Available data:
※

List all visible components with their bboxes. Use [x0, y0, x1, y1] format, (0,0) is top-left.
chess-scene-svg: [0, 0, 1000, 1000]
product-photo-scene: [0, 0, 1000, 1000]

※

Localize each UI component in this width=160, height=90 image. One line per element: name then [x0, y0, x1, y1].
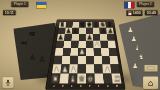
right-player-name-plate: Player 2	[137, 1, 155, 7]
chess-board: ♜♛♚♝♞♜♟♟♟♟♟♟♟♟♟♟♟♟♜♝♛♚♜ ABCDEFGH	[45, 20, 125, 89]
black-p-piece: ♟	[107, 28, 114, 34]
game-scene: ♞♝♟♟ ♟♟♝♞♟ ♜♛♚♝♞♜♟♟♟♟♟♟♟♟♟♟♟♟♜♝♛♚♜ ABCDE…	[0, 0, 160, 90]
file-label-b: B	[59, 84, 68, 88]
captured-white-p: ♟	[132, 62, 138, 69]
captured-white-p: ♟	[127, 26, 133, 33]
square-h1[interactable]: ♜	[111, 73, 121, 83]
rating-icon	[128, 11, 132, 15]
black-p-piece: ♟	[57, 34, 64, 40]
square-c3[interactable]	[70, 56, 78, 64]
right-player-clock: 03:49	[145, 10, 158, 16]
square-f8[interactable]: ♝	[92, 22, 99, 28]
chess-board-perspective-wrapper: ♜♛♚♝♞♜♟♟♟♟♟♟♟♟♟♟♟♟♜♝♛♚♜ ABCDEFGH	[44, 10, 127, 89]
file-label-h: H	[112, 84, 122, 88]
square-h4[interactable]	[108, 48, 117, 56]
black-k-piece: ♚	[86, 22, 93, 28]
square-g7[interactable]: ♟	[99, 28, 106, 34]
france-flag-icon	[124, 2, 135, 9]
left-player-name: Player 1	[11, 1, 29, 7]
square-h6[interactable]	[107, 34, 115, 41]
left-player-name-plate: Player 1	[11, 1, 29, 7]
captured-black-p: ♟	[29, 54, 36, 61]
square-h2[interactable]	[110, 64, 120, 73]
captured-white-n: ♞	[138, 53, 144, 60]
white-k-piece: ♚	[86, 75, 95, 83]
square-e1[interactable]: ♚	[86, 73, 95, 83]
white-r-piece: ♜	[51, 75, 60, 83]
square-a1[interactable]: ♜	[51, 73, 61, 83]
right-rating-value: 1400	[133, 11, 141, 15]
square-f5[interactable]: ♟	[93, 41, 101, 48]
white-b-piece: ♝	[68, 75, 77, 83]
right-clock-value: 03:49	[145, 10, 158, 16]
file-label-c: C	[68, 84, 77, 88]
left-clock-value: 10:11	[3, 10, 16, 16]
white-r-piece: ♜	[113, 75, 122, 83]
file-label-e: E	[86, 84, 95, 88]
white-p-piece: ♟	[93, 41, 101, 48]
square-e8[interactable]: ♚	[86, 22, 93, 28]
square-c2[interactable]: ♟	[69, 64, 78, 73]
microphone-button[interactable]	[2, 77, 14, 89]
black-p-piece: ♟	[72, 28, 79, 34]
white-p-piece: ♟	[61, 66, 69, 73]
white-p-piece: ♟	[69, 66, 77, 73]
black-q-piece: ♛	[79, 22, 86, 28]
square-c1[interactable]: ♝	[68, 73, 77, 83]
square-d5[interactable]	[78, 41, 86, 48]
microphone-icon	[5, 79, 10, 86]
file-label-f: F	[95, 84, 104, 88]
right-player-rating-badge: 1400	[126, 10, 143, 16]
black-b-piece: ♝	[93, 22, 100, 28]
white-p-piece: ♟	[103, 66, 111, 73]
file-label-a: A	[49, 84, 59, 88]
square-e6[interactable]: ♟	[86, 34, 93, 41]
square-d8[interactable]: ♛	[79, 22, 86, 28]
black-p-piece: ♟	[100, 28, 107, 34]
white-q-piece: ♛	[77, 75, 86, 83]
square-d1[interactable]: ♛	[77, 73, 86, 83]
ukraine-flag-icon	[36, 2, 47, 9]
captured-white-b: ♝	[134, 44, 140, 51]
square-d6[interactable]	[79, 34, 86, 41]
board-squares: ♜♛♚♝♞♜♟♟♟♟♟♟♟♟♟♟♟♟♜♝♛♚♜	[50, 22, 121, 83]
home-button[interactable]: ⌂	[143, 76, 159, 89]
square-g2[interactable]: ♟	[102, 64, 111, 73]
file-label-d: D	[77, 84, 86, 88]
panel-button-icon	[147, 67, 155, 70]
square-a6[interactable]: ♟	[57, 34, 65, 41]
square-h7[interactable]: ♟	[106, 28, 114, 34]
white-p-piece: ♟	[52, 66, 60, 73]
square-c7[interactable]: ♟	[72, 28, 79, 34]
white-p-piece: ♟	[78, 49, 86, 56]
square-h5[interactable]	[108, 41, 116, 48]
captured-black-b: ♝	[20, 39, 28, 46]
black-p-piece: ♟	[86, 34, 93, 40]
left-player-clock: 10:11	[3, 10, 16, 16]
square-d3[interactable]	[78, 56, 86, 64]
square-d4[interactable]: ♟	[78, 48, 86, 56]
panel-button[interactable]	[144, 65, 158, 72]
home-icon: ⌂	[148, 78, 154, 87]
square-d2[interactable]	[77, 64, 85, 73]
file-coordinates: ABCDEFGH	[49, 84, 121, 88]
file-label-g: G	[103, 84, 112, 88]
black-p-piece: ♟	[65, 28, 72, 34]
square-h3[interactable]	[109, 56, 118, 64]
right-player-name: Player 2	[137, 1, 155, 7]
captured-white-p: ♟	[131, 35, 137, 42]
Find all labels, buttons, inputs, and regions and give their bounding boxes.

※

What is being asked: Can you convert the lines of the records from the line with "List all visible" to the line with "product-photo-scene: [0, 0, 1000, 1000]" into a Markdown table, with the columns "Index" and "Entry" and no blank lines?

Task output:
| Index | Entry |
|---|---|
| 1 | List all visible components with their bboxes. Use [x0, y0, x1, y1] format, (0,0) is top-left. |
| 2 | chess-scene-svg: [0, 0, 1000, 1000] |
| 3 | product-photo-scene: [0, 0, 1000, 1000] |